Leave out the pictures and repeat the data exactly.

### Data shown

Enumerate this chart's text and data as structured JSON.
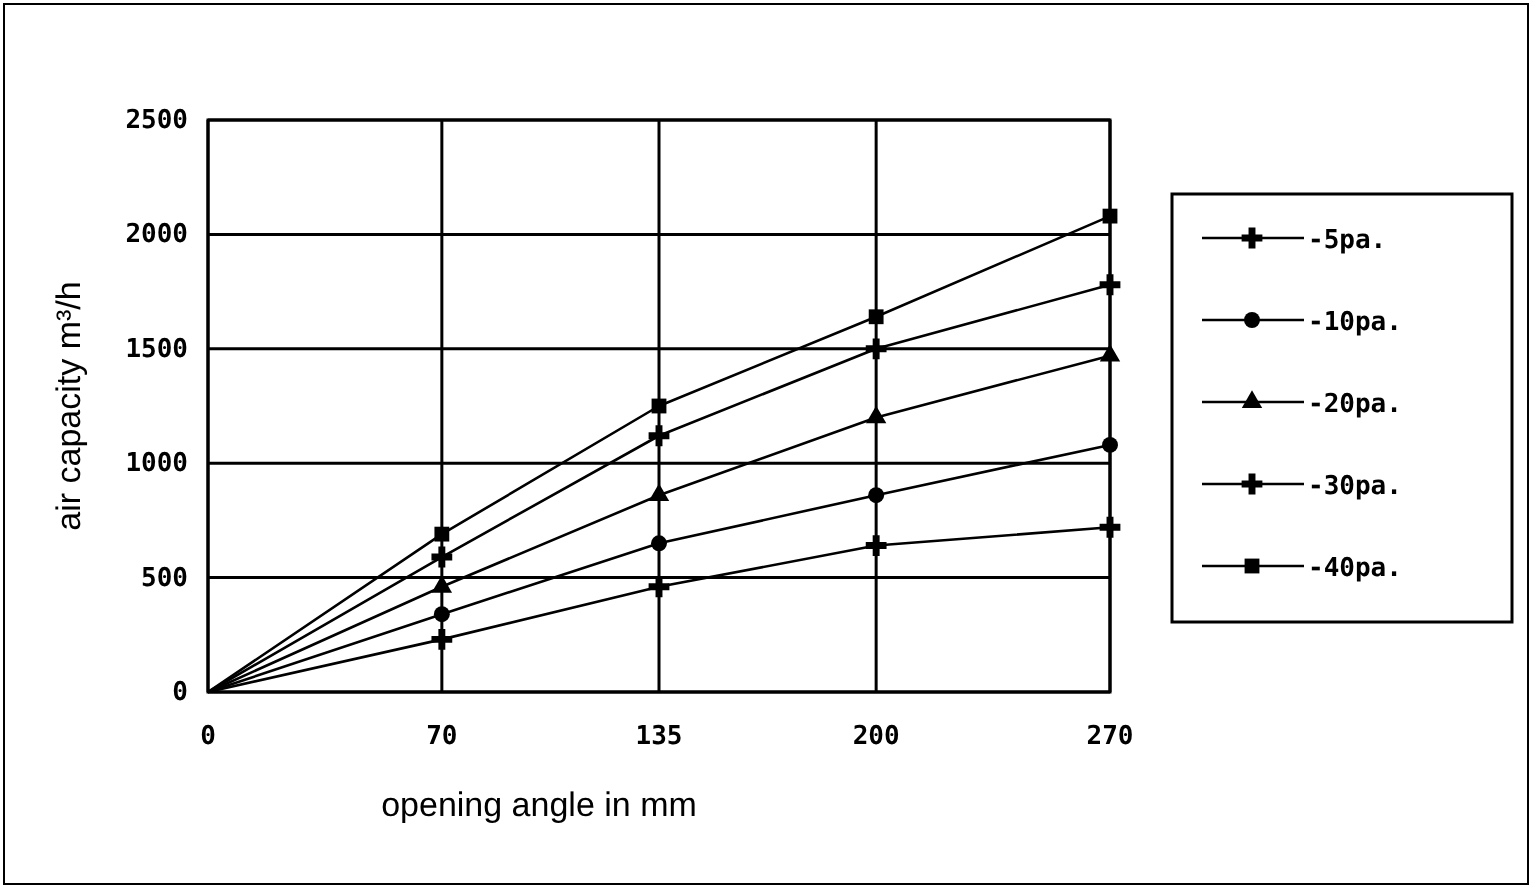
{
  "chart_data": {
    "type": "line",
    "xlabel": "opening angle in mm",
    "ylabel": "air capacity m³/h",
    "x": [
      0,
      70,
      135,
      200,
      270
    ],
    "series": [
      {
        "name": "-5pa.",
        "color": "#000000",
        "marker": "cross",
        "values": [
          0,
          230,
          460,
          640,
          720
        ]
      },
      {
        "name": "-10pa.",
        "color": "#000000",
        "marker": "circle",
        "values": [
          0,
          340,
          650,
          860,
          1080
        ]
      },
      {
        "name": "-20pa.",
        "color": "#000000",
        "marker": "triangle",
        "values": [
          0,
          460,
          860,
          1200,
          1470
        ]
      },
      {
        "name": "-30pa.",
        "color": "#000000",
        "marker": "cross",
        "values": [
          0,
          590,
          1120,
          1500,
          1780
        ]
      },
      {
        "name": "-40pa.",
        "color": "#000000",
        "marker": "square",
        "values": [
          0,
          690,
          1250,
          1640,
          2080
        ]
      }
    ],
    "xlim": [
      0,
      270
    ],
    "xticks": [
      0,
      70,
      135,
      200,
      270
    ],
    "ylim": [
      0,
      2500
    ],
    "yticks": [
      0,
      500,
      1000,
      1500,
      2000,
      2500
    ],
    "grid": true,
    "legend": "right",
    "line_style": "solid"
  }
}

######

Expected answer:
Enumerate this chart's text and data as structured JSON.
{
  "chart_data": {
    "type": "line",
    "xlabel": "opening angle in mm",
    "ylabel": "air capacity m³/h",
    "x": [
      0,
      70,
      135,
      200,
      270
    ],
    "series": [
      {
        "name": "-5pa.",
        "color": "#000000",
        "marker": "cross",
        "values": [
          0,
          230,
          460,
          640,
          720
        ]
      },
      {
        "name": "-10pa.",
        "color": "#000000",
        "marker": "circle",
        "values": [
          0,
          340,
          650,
          860,
          1080
        ]
      },
      {
        "name": "-20pa.",
        "color": "#000000",
        "marker": "triangle",
        "values": [
          0,
          460,
          860,
          1200,
          1470
        ]
      },
      {
        "name": "-30pa.",
        "color": "#000000",
        "marker": "cross",
        "values": [
          0,
          590,
          1120,
          1500,
          1780
        ]
      },
      {
        "name": "-40pa.",
        "color": "#000000",
        "marker": "square",
        "values": [
          0,
          690,
          1250,
          1640,
          2080
        ]
      }
    ],
    "xlim": [
      0,
      270
    ],
    "xticks": [
      0,
      70,
      135,
      200,
      270
    ],
    "ylim": [
      0,
      2500
    ],
    "yticks": [
      0,
      500,
      1000,
      1500,
      2000,
      2500
    ],
    "grid": true,
    "legend": "right",
    "line_style": "solid"
  }
}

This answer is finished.